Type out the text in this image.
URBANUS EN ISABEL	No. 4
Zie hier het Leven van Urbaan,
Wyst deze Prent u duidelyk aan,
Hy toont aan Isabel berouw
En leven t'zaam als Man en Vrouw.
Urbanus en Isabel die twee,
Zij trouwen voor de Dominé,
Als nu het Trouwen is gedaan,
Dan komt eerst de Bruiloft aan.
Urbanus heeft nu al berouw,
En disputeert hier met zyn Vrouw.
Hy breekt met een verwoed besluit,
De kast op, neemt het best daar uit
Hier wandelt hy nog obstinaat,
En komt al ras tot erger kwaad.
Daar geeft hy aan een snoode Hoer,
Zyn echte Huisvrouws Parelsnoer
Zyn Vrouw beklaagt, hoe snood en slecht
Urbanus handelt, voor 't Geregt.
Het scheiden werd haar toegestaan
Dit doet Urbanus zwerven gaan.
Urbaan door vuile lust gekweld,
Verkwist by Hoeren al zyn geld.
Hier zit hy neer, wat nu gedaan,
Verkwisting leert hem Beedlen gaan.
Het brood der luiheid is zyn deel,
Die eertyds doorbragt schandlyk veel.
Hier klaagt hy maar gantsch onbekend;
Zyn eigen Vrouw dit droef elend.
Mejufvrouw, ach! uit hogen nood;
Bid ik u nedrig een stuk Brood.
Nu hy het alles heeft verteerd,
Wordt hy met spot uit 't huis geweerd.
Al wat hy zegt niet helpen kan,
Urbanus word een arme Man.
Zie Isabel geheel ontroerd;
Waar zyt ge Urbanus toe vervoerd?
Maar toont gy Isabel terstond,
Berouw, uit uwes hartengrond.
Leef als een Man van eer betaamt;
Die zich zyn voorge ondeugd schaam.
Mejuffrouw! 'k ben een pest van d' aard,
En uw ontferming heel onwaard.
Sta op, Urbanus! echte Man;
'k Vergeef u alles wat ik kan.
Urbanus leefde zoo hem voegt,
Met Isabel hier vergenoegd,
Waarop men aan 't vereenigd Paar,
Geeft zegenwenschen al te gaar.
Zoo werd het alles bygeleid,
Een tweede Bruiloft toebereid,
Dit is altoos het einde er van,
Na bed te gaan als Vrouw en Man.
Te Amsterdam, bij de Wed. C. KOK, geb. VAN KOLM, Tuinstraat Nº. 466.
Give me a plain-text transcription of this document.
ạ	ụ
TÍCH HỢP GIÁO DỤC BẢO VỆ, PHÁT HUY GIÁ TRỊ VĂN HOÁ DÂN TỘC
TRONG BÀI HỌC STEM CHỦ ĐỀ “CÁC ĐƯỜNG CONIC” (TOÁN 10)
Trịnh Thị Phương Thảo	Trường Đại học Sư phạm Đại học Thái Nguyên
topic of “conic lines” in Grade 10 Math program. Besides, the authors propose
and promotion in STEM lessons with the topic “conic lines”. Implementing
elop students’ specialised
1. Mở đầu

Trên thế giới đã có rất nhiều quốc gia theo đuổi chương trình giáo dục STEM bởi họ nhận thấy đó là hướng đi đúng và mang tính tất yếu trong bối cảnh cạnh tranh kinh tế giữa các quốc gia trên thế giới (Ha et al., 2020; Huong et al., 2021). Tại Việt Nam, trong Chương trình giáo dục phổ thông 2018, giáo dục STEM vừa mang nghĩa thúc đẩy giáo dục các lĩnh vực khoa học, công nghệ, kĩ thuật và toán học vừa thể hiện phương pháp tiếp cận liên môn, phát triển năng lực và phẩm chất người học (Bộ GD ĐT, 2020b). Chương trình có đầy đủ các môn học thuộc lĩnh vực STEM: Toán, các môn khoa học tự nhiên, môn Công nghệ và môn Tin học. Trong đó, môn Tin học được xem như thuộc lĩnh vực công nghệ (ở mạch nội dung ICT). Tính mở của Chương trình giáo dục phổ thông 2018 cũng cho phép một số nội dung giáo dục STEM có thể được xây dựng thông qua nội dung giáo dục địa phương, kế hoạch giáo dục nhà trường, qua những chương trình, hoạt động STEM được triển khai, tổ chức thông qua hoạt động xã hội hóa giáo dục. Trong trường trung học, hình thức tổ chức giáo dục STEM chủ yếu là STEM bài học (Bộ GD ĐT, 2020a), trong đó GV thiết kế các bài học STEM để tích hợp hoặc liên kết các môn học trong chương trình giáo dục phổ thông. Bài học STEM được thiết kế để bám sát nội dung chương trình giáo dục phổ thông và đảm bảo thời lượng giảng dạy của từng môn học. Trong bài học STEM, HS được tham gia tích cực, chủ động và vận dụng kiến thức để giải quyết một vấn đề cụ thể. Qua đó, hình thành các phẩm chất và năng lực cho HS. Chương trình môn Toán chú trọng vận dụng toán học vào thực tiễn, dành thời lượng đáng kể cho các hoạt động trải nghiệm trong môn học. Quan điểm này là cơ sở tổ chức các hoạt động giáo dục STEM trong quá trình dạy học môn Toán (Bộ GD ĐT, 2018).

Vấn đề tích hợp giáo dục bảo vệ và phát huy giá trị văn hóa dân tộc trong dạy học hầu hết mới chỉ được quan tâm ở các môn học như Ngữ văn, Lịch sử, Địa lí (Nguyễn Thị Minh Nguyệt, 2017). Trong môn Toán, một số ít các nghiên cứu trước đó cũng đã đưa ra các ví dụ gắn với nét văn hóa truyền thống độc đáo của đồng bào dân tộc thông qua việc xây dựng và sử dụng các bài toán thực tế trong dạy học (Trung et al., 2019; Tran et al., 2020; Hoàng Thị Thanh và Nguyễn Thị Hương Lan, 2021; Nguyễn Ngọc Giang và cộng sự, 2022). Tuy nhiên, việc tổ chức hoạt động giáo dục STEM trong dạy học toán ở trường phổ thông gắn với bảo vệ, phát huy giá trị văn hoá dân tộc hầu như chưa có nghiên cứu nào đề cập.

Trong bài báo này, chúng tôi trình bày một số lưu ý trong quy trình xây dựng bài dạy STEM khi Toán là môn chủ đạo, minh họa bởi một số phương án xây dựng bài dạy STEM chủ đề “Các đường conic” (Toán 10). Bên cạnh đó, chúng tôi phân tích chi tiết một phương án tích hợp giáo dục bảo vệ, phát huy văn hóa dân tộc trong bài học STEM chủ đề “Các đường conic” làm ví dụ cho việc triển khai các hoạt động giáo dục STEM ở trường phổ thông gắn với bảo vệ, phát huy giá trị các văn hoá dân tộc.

> [Requirement]:
Each line above that includes "toont" should be shown.

> [Task answer]:
Hy toont aan Isabel berouw
Maar toont gy Isabel terstond,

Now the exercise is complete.